#### REQUIRED TASK:
Transcribe the records in full, keeping every character as it is.

#### INPUT FOR THIS TASK:
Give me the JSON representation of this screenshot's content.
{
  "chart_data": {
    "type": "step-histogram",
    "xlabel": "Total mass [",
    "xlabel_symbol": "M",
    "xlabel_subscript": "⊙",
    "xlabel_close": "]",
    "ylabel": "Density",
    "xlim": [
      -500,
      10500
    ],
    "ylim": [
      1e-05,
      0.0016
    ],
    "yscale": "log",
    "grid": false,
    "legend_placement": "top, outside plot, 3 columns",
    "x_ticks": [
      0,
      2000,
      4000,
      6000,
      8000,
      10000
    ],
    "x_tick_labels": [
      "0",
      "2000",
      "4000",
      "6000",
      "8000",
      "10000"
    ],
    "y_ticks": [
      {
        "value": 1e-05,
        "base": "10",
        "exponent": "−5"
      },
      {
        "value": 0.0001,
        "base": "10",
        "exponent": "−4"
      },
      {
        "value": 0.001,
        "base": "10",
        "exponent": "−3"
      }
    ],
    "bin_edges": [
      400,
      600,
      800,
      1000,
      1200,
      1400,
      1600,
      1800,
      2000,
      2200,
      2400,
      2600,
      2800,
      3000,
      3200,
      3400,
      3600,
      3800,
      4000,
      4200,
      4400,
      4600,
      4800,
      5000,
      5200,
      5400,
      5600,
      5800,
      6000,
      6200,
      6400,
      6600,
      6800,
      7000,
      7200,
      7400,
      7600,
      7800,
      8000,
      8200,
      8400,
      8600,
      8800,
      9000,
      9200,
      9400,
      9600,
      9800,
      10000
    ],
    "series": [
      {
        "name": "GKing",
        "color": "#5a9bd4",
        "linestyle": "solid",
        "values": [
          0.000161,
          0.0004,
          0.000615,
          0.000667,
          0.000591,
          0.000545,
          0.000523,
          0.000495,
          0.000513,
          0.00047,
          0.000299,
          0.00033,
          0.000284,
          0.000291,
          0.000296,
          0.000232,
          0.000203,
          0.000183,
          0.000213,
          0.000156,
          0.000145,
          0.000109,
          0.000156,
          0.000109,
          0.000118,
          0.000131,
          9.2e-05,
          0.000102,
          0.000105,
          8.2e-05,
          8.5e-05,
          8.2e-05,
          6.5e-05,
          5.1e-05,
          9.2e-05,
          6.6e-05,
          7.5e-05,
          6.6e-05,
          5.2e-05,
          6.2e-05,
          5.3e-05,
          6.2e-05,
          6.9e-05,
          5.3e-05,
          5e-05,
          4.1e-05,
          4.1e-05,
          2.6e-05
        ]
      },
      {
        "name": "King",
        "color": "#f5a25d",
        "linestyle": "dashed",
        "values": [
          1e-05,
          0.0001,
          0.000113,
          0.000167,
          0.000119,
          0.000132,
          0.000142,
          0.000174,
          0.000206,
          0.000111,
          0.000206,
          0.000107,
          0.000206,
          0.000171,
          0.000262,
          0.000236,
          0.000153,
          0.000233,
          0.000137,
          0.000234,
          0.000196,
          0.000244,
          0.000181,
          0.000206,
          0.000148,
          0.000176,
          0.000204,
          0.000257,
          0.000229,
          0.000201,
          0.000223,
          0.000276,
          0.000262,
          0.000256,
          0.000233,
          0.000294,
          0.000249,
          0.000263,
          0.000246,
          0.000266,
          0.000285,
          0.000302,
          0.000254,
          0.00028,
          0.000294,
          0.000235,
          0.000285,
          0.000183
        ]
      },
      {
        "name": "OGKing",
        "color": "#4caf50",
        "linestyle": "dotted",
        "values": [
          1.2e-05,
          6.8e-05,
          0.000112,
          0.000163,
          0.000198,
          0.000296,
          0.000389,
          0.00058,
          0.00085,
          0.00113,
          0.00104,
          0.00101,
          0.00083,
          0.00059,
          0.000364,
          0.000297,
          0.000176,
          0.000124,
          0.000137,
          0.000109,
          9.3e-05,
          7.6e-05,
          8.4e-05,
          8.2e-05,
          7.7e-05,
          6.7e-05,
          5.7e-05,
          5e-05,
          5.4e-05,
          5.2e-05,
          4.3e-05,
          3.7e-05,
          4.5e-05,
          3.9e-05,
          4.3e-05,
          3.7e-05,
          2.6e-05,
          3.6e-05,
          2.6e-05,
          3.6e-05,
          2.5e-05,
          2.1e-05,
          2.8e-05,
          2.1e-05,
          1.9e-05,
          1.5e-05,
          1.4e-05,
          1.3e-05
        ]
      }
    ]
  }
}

#### TASK ANSWER:
Give me the JSON representation of this screenshot's content.
{
  "chart_data": {
    "type": "step-histogram",
    "xlabel": "Total mass [",
    "xlabel_symbol": "M",
    "xlabel_subscript": "⊙",
    "xlabel_close": "]",
    "ylabel": "Density",
    "xlim": [
      -500,
      10500
    ],
    "ylim": [
      1e-05,
      0.0016
    ],
    "yscale": "log",
    "grid": false,
    "legend_placement": "top, outside plot, 3 columns",
    "x_ticks": [
      0,
      2000,
      4000,
      6000,
      8000,
      10000
    ],
    "x_tick_labels": [
      "0",
      "2000",
      "4000",
      "6000",
      "8000",
      "10000"
    ],
    "y_ticks": [
      {
        "value": 1e-05,
        "base": "10",
        "exponent": "−5"
      },
      {
        "value": 0.0001,
        "base": "10",
        "exponent": "−4"
      },
      {
        "value": 0.001,
        "base": "10",
        "exponent": "−3"
      }
    ],
    "bin_edges": [
      400,
      600,
      800,
      1000,
      1200,
      1400,
      1600,
      1800,
      2000,
      2200,
      2400,
      2600,
      2800,
      3000,
      3200,
      3400,
      3600,
      3800,
      4000,
      4200,
      4400,
      4600,
      4800,
      5000,
      5200,
      5400,
      5600,
      5800,
      6000,
      6200,
      6400,
      6600,
      6800,
      7000,
      7200,
      7400,
      7600,
      7800,
      8000,
      8200,
      8400,
      8600,
      8800,
      9000,
      9200,
      9400,
      9600,
      9800,
      10000
    ],
    "series": [
      {
        "name": "GKing",
        "color": "#5a9bd4",
        "linestyle": "solid",
        "values": [
          0.000161,
          0.0004,
          0.000615,
          0.000667,
          0.000591,
          0.000545,
          0.000523,
          0.000495,
          0.000513,
          0.00047,
          0.000299,
          0.00033,
          0.000284,
          0.000291,
          0.000296,
          0.000232,
          0.000203,
          0.000183,
          0.000213,
          0.000156,
          0.000145,
          0.000109,
          0.000156,
          0.000109,
          0.000118,
          0.000131,
          9.2e-05,
          0.000102,
          0.000105,
          8.2e-05,
          8.5e-05,
          8.2e-05,
          6.5e-05,
          5.1e-05,
          9.2e-05,
          6.6e-05,
          7.5e-05,
          6.6e-05,
          5.2e-05,
          6.2e-05,
          5.3e-05,
          6.2e-05,
          6.9e-05,
          5.3e-05,
          5e-05,
          4.1e-05,
          4.1e-05,
          2.6e-05
        ]
      },
      {
        "name": "King",
        "color": "#f5a25d",
        "linestyle": "dashed",
        "values": [
          1e-05,
          0.0001,
          0.000113,
          0.000167,
          0.000119,
          0.000132,
          0.000142,
          0.000174,
          0.000206,
          0.000111,
          0.000206,
          0.000107,
          0.000206,
          0.000171,
          0.000262,
          0.000236,
          0.000153,
          0.000233,
          0.000137,
          0.000234,
          0.000196,
          0.000244,
          0.000181,
          0.000206,
          0.000148,
          0.000176,
          0.000204,
          0.000257,
          0.000229,
          0.000201,
          0.000223,
          0.000276,
          0.000262,
          0.000256,
          0.000233,
          0.000294,
          0.000249,
          0.000263,
          0.000246,
          0.000266,
          0.000285,
          0.000302,
          0.000254,
          0.00028,
          0.000294,
          0.000235,
          0.000285,
          0.000183
        ]
      },
      {
        "name": "OGKing",
        "color": "#4caf50",
        "linestyle": "dotted",
        "values": [
          1.2e-05,
          6.8e-05,
          0.000112,
          0.000163,
          0.000198,
          0.000296,
          0.000389,
          0.00058,
          0.00085,
          0.00113,
          0.00104,
          0.00101,
          0.00083,
          0.00059,
          0.000364,
          0.000297,
          0.000176,
          0.000124,
          0.000137,
          0.000109,
          9.3e-05,
          7.6e-05,
          8.4e-05,
          8.2e-05,
          7.7e-05,
          6.7e-05,
          5.7e-05,
          5e-05,
          5.4e-05,
          5.2e-05,
          4.3e-05,
          3.7e-05,
          4.5e-05,
          3.9e-05,
          4.3e-05,
          3.7e-05,
          2.6e-05,
          3.6e-05,
          2.6e-05,
          3.6e-05,
          2.5e-05,
          2.1e-05,
          2.8e-05,
          2.1e-05,
          1.9e-05,
          1.5e-05,
          1.4e-05,
          1.3e-05
        ]
      }
    ]
  }
}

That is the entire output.